**THE EXERCISE:** Take each line that has the word "methods" and return it.
--- BEGIN STORED DATA ---
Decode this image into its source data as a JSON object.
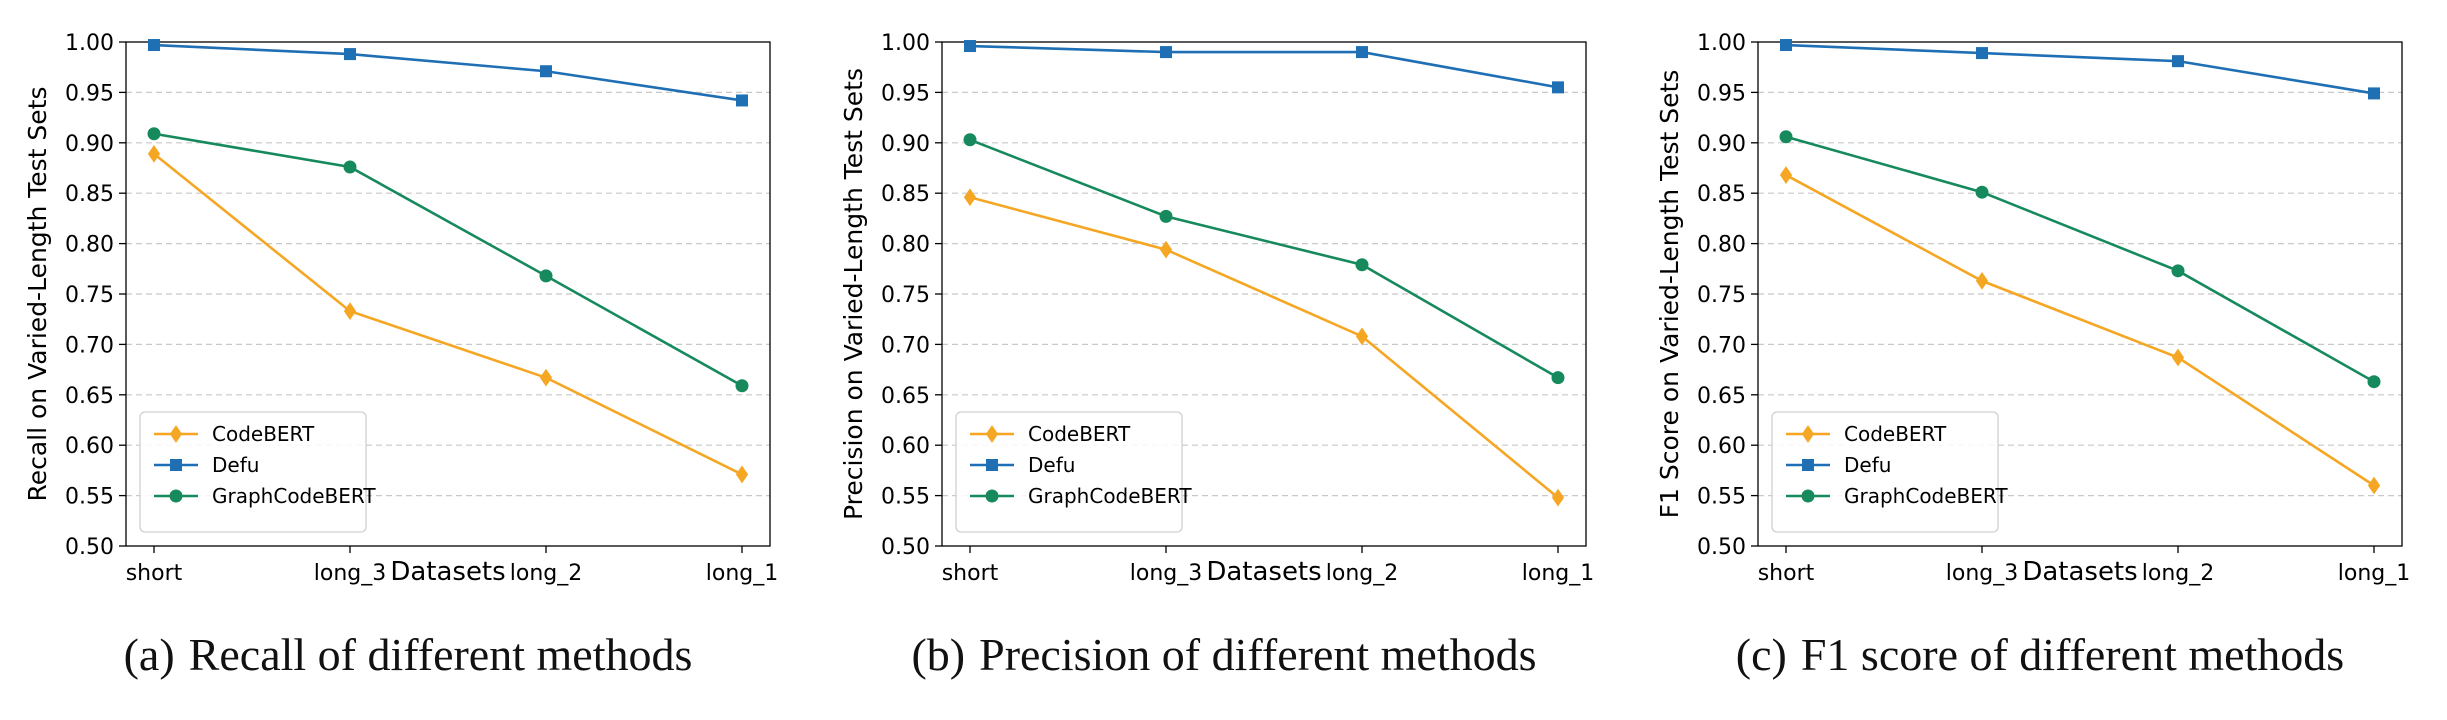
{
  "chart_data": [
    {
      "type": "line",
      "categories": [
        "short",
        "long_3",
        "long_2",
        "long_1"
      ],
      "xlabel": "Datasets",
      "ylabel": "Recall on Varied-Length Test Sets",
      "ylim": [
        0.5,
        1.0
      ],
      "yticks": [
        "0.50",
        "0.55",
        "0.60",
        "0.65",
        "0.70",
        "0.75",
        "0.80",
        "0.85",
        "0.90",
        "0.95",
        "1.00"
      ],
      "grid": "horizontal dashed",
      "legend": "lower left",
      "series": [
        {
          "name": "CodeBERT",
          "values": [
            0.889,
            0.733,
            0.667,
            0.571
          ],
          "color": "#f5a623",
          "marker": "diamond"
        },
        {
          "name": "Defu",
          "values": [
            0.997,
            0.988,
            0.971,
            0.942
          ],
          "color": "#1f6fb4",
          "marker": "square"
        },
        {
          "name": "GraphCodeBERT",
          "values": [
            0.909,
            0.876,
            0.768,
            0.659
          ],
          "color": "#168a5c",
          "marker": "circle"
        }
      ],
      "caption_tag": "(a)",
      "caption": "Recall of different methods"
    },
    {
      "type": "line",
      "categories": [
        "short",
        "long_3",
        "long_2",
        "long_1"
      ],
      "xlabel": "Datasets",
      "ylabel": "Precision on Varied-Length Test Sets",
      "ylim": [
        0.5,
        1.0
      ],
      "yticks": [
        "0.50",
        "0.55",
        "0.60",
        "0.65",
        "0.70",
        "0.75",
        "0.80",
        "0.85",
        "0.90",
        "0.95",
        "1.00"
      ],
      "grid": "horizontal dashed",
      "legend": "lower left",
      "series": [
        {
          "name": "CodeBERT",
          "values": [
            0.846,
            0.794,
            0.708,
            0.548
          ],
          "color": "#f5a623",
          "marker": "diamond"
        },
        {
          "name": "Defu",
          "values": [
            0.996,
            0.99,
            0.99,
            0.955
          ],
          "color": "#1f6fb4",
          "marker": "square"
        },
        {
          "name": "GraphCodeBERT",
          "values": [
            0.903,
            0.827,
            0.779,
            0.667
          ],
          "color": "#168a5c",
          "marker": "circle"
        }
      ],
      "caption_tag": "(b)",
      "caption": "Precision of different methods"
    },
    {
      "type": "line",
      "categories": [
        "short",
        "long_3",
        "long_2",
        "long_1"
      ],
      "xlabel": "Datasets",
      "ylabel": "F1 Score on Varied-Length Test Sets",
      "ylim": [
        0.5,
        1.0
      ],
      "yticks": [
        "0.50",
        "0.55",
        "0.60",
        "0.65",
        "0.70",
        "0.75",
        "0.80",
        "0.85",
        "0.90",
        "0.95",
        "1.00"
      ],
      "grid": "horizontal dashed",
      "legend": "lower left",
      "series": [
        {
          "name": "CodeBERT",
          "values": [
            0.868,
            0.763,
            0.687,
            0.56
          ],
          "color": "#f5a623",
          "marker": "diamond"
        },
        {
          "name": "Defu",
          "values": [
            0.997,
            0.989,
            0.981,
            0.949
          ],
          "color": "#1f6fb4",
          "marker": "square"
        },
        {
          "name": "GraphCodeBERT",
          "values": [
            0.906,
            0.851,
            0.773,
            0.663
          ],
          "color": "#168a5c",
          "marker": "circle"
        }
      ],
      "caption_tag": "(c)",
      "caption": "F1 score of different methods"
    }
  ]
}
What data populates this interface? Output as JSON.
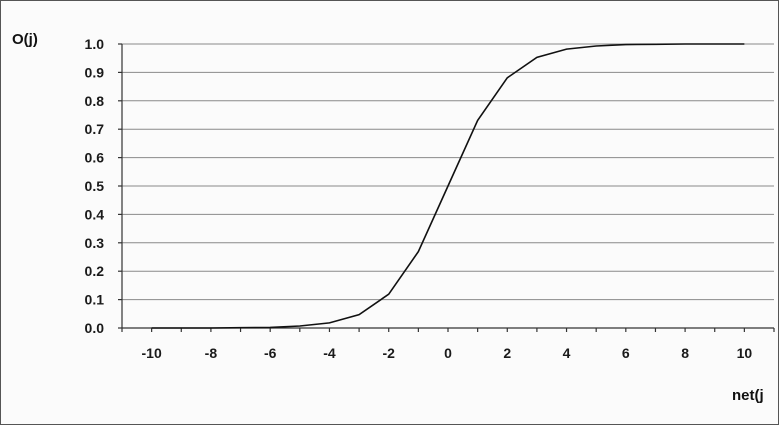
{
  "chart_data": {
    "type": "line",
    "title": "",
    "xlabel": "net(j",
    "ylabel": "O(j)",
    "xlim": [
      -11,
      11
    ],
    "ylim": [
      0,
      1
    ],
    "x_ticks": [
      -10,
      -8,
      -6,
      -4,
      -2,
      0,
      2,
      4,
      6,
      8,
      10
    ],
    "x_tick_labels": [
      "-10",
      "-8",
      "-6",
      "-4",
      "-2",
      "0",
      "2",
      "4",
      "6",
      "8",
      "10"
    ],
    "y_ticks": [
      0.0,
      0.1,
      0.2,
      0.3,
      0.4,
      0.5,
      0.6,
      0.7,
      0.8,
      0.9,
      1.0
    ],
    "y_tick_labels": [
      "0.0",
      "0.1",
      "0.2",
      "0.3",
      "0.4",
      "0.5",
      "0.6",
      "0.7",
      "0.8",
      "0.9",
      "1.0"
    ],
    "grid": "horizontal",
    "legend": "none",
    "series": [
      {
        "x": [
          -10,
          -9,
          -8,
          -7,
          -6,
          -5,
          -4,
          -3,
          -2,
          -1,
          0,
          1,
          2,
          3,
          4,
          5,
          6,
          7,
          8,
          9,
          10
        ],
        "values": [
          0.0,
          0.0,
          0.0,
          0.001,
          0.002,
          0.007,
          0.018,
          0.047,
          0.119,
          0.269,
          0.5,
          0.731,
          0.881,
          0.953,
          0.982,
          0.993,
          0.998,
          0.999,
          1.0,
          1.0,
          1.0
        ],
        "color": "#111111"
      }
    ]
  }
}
--- END STORED DATA ---
**ANSWER:**
      "caption": "Recall of different methods"
      "caption": "Precision of different methods"
      "caption": "F1 score of different methods"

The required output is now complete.